* [What is needed]:
Will you write out the data exactly, excluding every picture?

[Figure contents as structured data]

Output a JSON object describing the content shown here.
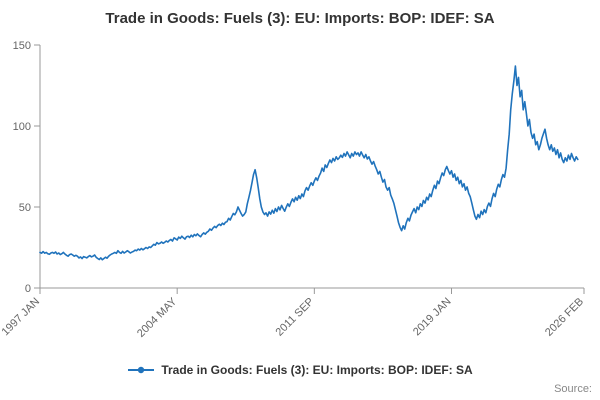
{
  "title": "Trade in Goods: Fuels (3): EU: Imports: BOP: IDEF: SA",
  "legend": {
    "label": "Trade in Goods: Fuels (3): EU: Imports: BOP: IDEF: SA"
  },
  "footer": {
    "source_label": "Source:"
  },
  "chart_data": {
    "type": "line",
    "title": "Trade in Goods: Fuels (3): EU: Imports: BOP: IDEF: SA",
    "xlabel": "",
    "ylabel": "",
    "series_name": "Trade in Goods: Fuels (3): EU: Imports: BOP: IDEF: SA",
    "series_color": "#2073bc",
    "axis_color": "#999999",
    "tick_label_color": "#666666",
    "grid": "off",
    "legend_position": "bottom-center",
    "ylim": [
      0,
      150
    ],
    "yticks": [
      0,
      50,
      100,
      150
    ],
    "x_total_months": 349,
    "x_ticks": [
      {
        "pos": 0,
        "label": "1997 JAN"
      },
      {
        "pos": 88,
        "label": "2004 MAY"
      },
      {
        "pos": 176,
        "label": "2011 SEP"
      },
      {
        "pos": 264,
        "label": "2019 JAN"
      },
      {
        "pos": 349,
        "label": "2026 FEB"
      }
    ],
    "x_start_label": "1997 JAN",
    "x_end_label": "2026 FEB",
    "values": [
      22,
      21.5,
      22.5,
      21.5,
      22,
      21.2,
      20.8,
      21.6,
      22,
      21.4,
      22.2,
      21,
      21.6,
      20.6,
      21.2,
      22,
      21,
      20.2,
      19.6,
      20.6,
      21,
      20.4,
      19.6,
      20.2,
      19.6,
      18.6,
      19.2,
      18.2,
      19.4,
      19,
      18.6,
      19.4,
      20,
      19.2,
      19.6,
      20.4,
      19,
      18.2,
      17.6,
      18.6,
      17.4,
      18.2,
      19,
      18.4,
      19.6,
      20.4,
      21,
      21.4,
      22,
      21.4,
      23,
      22,
      21.4,
      22.6,
      21.6,
      22.2,
      23,
      22.4,
      21.6,
      22.2,
      22.6,
      23.4,
      23,
      24,
      23.4,
      24.4,
      23.6,
      24.2,
      25,
      24.4,
      25.4,
      25,
      26,
      27,
      26.4,
      28,
      27.2,
      27.6,
      28.4,
      27.6,
      28.2,
      29,
      28.4,
      29.4,
      30,
      29,
      31,
      30.4,
      29.6,
      31.4,
      30.6,
      32,
      31,
      30.2,
      31.6,
      32,
      31.2,
      32.6,
      31.6,
      33,
      32.2,
      33.4,
      32.4,
      31.6,
      33,
      34,
      33.2,
      34.4,
      35,
      36.4,
      35.6,
      37,
      38,
      37.2,
      38.6,
      39.4,
      38.6,
      40,
      39.2,
      40.6,
      41,
      43,
      42,
      44,
      46,
      45.2,
      47,
      50,
      48,
      46,
      44.4,
      45.4,
      47,
      52,
      56,
      60,
      65,
      70,
      73,
      68,
      62,
      55,
      50,
      47,
      45.4,
      46.4,
      44.4,
      47,
      45.6,
      48,
      46.2,
      49,
      47.2,
      50,
      48.2,
      51,
      49,
      47.4,
      50,
      52,
      50.4,
      53,
      55,
      53.2,
      56,
      54.2,
      57,
      55.2,
      58,
      56.4,
      60,
      62,
      60.4,
      63,
      65,
      63.4,
      66,
      68,
      66.4,
      69,
      71,
      74,
      72,
      76,
      74.4,
      77,
      79,
      77.4,
      80,
      78.4,
      81,
      79.4,
      80.4,
      82,
      80.6,
      83,
      81.4,
      84,
      82.2,
      80.4,
      83,
      81.4,
      84,
      82.4,
      83.4,
      81.4,
      84,
      82,
      80.4,
      82.4,
      79.6,
      81,
      78.4,
      76.4,
      78,
      75.4,
      73,
      70.4,
      72,
      68.4,
      65.4,
      67,
      62.4,
      60.4,
      62,
      57.4,
      55,
      52.4,
      48.4,
      44.4,
      40.4,
      37.4,
      35.4,
      38.4,
      36.4,
      40.4,
      43,
      41.4,
      45,
      47,
      49,
      46.4,
      50,
      48.4,
      52,
      50.4,
      54,
      52.4,
      56,
      54.4,
      58,
      56.4,
      60.4,
      63.4,
      61.4,
      66,
      64.4,
      68,
      71,
      69.4,
      73,
      75,
      72.4,
      70.4,
      72.4,
      68.4,
      70.4,
      66.4,
      68.4,
      64.4,
      66.4,
      62.4,
      64.4,
      60.4,
      62.4,
      58.4,
      56.4,
      52.4,
      48.4,
      44.4,
      42.4,
      45.4,
      43.4,
      47.4,
      45.4,
      48.4,
      46.4,
      50.4,
      52.4,
      50.4,
      55,
      58.4,
      56.4,
      61,
      64,
      62.4,
      67,
      70,
      68.4,
      74,
      85,
      95,
      110,
      120,
      128,
      137,
      125,
      130,
      118,
      122,
      110,
      115,
      108,
      100,
      104,
      96,
      92.4,
      95,
      88.4,
      90.4,
      85.4,
      88.4,
      92.4,
      95.4,
      98,
      92.4,
      88.4,
      85.4,
      88.4,
      84.4,
      86.4,
      82.4,
      85.4,
      80.4,
      83.4,
      79.4,
      77.4,
      80.4,
      78.4,
      82,
      79.4,
      83,
      80.4,
      78.4,
      81,
      79.4
    ]
  }
}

* [Result]:
Output a JSON object describing the content shown here.
{
  "title": "Trade in Goods: Fuels (3): EU: Imports: BOP: IDEF: SA",
  "legend": {
    "label": "Trade in Goods: Fuels (3): EU: Imports: BOP: IDEF: SA"
  },
  "footer": {
    "source_label": "Source:"
  },
  "chart_data": {
    "type": "line",
    "title": "Trade in Goods: Fuels (3): EU: Imports: BOP: IDEF: SA",
    "xlabel": "",
    "ylabel": "",
    "series_name": "Trade in Goods: Fuels (3): EU: Imports: BOP: IDEF: SA",
    "series_color": "#2073bc",
    "axis_color": "#999999",
    "tick_label_color": "#666666",
    "grid": "off",
    "legend_position": "bottom-center",
    "ylim": [
      0,
      150
    ],
    "yticks": [
      0,
      50,
      100,
      150
    ],
    "x_total_months": 349,
    "x_ticks": [
      {
        "pos": 0,
        "label": "1997 JAN"
      },
      {
        "pos": 88,
        "label": "2004 MAY"
      },
      {
        "pos": 176,
        "label": "2011 SEP"
      },
      {
        "pos": 264,
        "label": "2019 JAN"
      },
      {
        "pos": 349,
        "label": "2026 FEB"
      }
    ],
    "x_start_label": "1997 JAN",
    "x_end_label": "2026 FEB",
    "values": [
      22,
      21.5,
      22.5,
      21.5,
      22,
      21.2,
      20.8,
      21.6,
      22,
      21.4,
      22.2,
      21,
      21.6,
      20.6,
      21.2,
      22,
      21,
      20.2,
      19.6,
      20.6,
      21,
      20.4,
      19.6,
      20.2,
      19.6,
      18.6,
      19.2,
      18.2,
      19.4,
      19,
      18.6,
      19.4,
      20,
      19.2,
      19.6,
      20.4,
      19,
      18.2,
      17.6,
      18.6,
      17.4,
      18.2,
      19,
      18.4,
      19.6,
      20.4,
      21,
      21.4,
      22,
      21.4,
      23,
      22,
      21.4,
      22.6,
      21.6,
      22.2,
      23,
      22.4,
      21.6,
      22.2,
      22.6,
      23.4,
      23,
      24,
      23.4,
      24.4,
      23.6,
      24.2,
      25,
      24.4,
      25.4,
      25,
      26,
      27,
      26.4,
      28,
      27.2,
      27.6,
      28.4,
      27.6,
      28.2,
      29,
      28.4,
      29.4,
      30,
      29,
      31,
      30.4,
      29.6,
      31.4,
      30.6,
      32,
      31,
      30.2,
      31.6,
      32,
      31.2,
      32.6,
      31.6,
      33,
      32.2,
      33.4,
      32.4,
      31.6,
      33,
      34,
      33.2,
      34.4,
      35,
      36.4,
      35.6,
      37,
      38,
      37.2,
      38.6,
      39.4,
      38.6,
      40,
      39.2,
      40.6,
      41,
      43,
      42,
      44,
      46,
      45.2,
      47,
      50,
      48,
      46,
      44.4,
      45.4,
      47,
      52,
      56,
      60,
      65,
      70,
      73,
      68,
      62,
      55,
      50,
      47,
      45.4,
      46.4,
      44.4,
      47,
      45.6,
      48,
      46.2,
      49,
      47.2,
      50,
      48.2,
      51,
      49,
      47.4,
      50,
      52,
      50.4,
      53,
      55,
      53.2,
      56,
      54.2,
      57,
      55.2,
      58,
      56.4,
      60,
      62,
      60.4,
      63,
      65,
      63.4,
      66,
      68,
      66.4,
      69,
      71,
      74,
      72,
      76,
      74.4,
      77,
      79,
      77.4,
      80,
      78.4,
      81,
      79.4,
      80.4,
      82,
      80.6,
      83,
      81.4,
      84,
      82.2,
      80.4,
      83,
      81.4,
      84,
      82.4,
      83.4,
      81.4,
      84,
      82,
      80.4,
      82.4,
      79.6,
      81,
      78.4,
      76.4,
      78,
      75.4,
      73,
      70.4,
      72,
      68.4,
      65.4,
      67,
      62.4,
      60.4,
      62,
      57.4,
      55,
      52.4,
      48.4,
      44.4,
      40.4,
      37.4,
      35.4,
      38.4,
      36.4,
      40.4,
      43,
      41.4,
      45,
      47,
      49,
      46.4,
      50,
      48.4,
      52,
      50.4,
      54,
      52.4,
      56,
      54.4,
      58,
      56.4,
      60.4,
      63.4,
      61.4,
      66,
      64.4,
      68,
      71,
      69.4,
      73,
      75,
      72.4,
      70.4,
      72.4,
      68.4,
      70.4,
      66.4,
      68.4,
      64.4,
      66.4,
      62.4,
      64.4,
      60.4,
      62.4,
      58.4,
      56.4,
      52.4,
      48.4,
      44.4,
      42.4,
      45.4,
      43.4,
      47.4,
      45.4,
      48.4,
      46.4,
      50.4,
      52.4,
      50.4,
      55,
      58.4,
      56.4,
      61,
      64,
      62.4,
      67,
      70,
      68.4,
      74,
      85,
      95,
      110,
      120,
      128,
      137,
      125,
      130,
      118,
      122,
      110,
      115,
      108,
      100,
      104,
      96,
      92.4,
      95,
      88.4,
      90.4,
      85.4,
      88.4,
      92.4,
      95.4,
      98,
      92.4,
      88.4,
      85.4,
      88.4,
      84.4,
      86.4,
      82.4,
      85.4,
      80.4,
      83.4,
      79.4,
      77.4,
      80.4,
      78.4,
      82,
      79.4,
      83,
      80.4,
      78.4,
      81,
      79.4
    ]
  }
}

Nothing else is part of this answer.